▶ [Materials provided]
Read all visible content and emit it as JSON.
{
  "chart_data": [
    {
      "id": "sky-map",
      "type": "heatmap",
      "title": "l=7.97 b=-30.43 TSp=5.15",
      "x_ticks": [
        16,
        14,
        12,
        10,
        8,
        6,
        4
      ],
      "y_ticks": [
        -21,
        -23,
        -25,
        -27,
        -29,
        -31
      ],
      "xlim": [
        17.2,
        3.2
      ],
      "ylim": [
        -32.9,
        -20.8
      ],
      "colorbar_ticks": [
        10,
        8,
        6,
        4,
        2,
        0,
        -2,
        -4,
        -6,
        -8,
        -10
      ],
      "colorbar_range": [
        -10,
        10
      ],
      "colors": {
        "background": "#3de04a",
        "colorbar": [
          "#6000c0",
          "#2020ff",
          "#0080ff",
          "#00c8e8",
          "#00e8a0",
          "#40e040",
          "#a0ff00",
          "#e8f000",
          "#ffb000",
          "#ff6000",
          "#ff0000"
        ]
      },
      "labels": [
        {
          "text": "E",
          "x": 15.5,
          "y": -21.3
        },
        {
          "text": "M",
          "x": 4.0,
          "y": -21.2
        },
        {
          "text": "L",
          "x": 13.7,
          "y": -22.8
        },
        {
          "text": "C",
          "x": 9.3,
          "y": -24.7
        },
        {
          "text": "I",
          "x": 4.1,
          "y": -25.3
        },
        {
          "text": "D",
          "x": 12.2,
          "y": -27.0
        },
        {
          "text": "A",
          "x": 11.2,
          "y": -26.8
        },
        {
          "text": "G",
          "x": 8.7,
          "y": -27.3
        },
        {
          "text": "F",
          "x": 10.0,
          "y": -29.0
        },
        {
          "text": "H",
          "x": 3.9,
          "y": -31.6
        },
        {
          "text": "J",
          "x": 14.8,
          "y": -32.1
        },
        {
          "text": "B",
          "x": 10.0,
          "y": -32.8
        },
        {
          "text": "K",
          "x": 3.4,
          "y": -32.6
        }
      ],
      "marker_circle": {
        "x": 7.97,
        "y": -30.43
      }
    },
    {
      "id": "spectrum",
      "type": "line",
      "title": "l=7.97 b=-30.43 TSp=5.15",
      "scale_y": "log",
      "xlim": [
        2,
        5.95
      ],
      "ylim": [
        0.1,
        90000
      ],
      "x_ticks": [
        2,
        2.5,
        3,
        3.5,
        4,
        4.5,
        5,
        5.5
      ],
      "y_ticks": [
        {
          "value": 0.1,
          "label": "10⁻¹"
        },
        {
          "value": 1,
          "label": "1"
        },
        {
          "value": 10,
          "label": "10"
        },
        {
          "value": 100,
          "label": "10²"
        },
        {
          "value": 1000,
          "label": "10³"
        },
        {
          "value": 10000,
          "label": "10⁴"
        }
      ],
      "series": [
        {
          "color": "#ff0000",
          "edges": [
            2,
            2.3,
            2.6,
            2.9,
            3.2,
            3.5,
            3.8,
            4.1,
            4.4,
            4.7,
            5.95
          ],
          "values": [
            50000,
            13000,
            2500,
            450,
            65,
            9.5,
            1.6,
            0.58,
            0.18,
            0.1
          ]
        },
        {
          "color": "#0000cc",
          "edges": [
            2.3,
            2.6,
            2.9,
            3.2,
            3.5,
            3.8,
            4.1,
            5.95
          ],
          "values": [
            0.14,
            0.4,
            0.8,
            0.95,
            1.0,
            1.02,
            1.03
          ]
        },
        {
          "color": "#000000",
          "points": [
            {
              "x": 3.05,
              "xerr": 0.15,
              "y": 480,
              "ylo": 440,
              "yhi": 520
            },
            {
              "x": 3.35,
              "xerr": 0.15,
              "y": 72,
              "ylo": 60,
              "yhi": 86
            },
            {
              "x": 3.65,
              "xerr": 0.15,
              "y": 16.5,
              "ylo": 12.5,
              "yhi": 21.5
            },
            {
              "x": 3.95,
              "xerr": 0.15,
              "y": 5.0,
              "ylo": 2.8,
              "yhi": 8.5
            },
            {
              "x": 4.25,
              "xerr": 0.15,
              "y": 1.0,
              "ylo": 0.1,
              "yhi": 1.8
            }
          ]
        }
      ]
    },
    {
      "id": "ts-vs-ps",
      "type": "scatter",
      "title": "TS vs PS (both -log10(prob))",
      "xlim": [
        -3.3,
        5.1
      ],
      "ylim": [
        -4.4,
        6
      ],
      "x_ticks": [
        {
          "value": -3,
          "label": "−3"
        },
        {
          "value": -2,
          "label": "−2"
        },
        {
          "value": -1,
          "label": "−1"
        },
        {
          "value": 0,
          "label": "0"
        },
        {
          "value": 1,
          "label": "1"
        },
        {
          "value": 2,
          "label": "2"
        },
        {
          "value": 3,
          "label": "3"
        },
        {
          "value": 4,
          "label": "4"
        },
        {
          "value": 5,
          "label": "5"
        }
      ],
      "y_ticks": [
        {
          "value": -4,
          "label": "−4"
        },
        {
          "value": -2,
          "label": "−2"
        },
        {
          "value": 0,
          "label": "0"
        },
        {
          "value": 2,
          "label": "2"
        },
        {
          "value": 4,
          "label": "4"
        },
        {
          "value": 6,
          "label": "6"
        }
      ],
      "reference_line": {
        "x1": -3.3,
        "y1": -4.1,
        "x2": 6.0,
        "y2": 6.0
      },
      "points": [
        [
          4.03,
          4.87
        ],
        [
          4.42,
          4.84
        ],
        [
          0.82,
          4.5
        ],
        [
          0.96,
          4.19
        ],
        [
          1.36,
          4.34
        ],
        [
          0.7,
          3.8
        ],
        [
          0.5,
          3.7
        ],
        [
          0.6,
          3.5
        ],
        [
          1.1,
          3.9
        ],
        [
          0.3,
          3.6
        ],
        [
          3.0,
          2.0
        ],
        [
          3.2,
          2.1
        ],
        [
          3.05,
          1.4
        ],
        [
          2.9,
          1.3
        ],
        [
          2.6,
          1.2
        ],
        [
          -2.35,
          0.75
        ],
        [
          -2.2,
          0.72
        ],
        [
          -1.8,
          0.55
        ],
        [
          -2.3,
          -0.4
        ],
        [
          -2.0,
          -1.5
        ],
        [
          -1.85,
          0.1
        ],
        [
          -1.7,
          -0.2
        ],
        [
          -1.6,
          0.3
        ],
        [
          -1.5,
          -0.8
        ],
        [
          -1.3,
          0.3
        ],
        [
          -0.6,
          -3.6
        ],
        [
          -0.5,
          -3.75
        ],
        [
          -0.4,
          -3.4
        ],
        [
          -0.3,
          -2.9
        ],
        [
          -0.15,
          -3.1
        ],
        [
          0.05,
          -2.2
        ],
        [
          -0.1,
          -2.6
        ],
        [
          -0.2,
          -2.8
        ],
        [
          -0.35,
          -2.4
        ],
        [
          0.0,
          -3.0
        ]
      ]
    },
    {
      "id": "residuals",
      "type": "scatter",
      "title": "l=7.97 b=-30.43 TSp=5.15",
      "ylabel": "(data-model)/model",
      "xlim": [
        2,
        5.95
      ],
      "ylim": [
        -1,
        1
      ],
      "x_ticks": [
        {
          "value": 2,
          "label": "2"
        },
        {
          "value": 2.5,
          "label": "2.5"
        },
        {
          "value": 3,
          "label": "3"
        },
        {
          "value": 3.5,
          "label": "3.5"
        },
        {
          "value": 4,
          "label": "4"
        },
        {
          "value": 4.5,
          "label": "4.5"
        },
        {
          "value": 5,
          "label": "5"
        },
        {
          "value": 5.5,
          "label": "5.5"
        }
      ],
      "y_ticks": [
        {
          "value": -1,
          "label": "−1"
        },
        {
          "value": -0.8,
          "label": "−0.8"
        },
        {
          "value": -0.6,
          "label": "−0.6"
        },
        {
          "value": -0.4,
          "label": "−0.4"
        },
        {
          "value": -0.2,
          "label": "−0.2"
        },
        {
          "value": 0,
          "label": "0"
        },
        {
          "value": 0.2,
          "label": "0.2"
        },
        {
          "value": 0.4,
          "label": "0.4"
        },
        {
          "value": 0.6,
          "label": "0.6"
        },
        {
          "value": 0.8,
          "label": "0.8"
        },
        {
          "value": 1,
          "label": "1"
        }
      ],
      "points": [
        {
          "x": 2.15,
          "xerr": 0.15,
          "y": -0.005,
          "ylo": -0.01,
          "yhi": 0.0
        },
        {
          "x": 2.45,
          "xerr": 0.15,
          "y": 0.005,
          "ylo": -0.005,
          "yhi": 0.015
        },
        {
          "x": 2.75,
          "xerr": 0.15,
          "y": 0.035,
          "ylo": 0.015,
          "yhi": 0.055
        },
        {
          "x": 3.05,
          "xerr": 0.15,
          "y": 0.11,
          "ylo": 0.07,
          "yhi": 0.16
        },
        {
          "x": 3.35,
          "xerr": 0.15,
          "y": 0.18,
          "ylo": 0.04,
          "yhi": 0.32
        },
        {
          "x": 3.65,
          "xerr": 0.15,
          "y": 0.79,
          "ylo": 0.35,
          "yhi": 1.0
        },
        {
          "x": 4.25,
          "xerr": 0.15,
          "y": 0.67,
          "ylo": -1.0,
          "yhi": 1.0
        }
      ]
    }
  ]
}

▶ [Set task] Using the records above, find and show each line with the string "type".

▶ [Exercise solution]
      "type": "heatmap",
      "type": "line",
      "type": "scatter",
      "type": "scatter",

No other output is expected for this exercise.